Un accident : un pick-up recule dans une embardée et broie le pied droit d'un gamin. Un cirque : des jeunes filles font des numéros de haut vol et de marche céleste sans filet, sous l'œil concupiscent du patron de la troupe, un dompteur de lions. Une religion : les jésuites ne sont pas des enfants de chœur mais des endoctrineurs capables de purger leur bibliothèque en jetant aux flammes de bûchers d'ordures des ouvrages profanes ou séditieux. Surtout quand ils racontent comment le catholicisme a été injecté dans la tête des indigènes du Mexique. Et puis, un plaidoyer pour l'avortement. Et encore du sexe, avec des orgasmes crus, violents ; le sida et cet infâme sarcome de Kaposi qui défigure ; des putains ; des transsexuels. Au passage, un hommage à Shakespeare, Dickens, Hardy, Melville, Hawthorne. Avenue des mystères, quatorzième roman de l'Américain John Irving est du pur… Irving.

• _Objectifs_:
1. Ces affirmations concordent-elles avec le passage sur Avenue des mystères ? Répondez par oui ou par non en citant les mots décisifs du texte. (a) Le pick-up broie le pied gauche d'un gamin. (b) Le patron de la troupe de cirque est un dompteur de lions. (c) Avenue des mystères est le quinzième roman de John Irving.
2. Comment traduire en anglais cette phrase du passage sur Avenue des mystères : « Une religion : les jésuites ne sont pas des enfants de chœur mais des endoctrineurs capables de purger leur bibliothèque en jetant aux flammes de bûchers d'ordures des ouvrages profanes ou séditieux. » ?
3. Prolongez le passage sur Avenue des mystères à partir de sa dernière phrase.

• _Contenu des données_:
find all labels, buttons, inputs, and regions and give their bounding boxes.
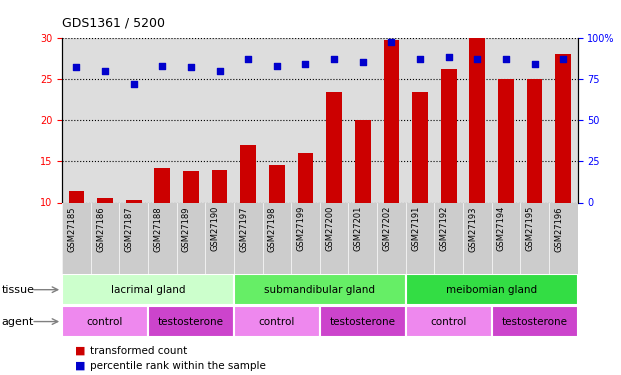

• _Réponses par tâche_:
1.
(a) Non : « broie le pied droit d'un gamin ».
(b) Oui : « sous l'œil concupiscent du patron de la troupe, un dompteur de lions ».
(c) Non : « quatorzième roman de l'Américain John Irving ».

2. A religion: the Jesuits are no choirboys but indoctrinators capable of purging their library by throwing profane or seditious works into the flames of garbage pyres.

3.
A 74 ans, jamais las d'embrasser et de brasser ses thèmes chéris, de conjurer ses peurs viscérales (les accidents) et de pratiquer la lutte (pour de vrai et au figuré), l'écrivain qui fit une entrée fracassante dans le cercle des conteurs avec le Monde selon Garp (1980), et livra voilà trois ans un réjouissant A moi seul bien des personnages (avec pour héros un «suspect sexuel», Billy, un bi), revient. Sur la table : plus de 500 pages qui vous trimballent du Mexique aux Philippines, en passant (pas assez longtemps à notre goût) par les Etats-Unis, entre bouffées de rire (Irving est un magicien du loufoque et du baroque), spasmes sur la misère, mais aussi un certain déboussolement quand le romancier taquine le paranormal et les esprits, ou s'égare (trop) dans des histoires de bondieuseries.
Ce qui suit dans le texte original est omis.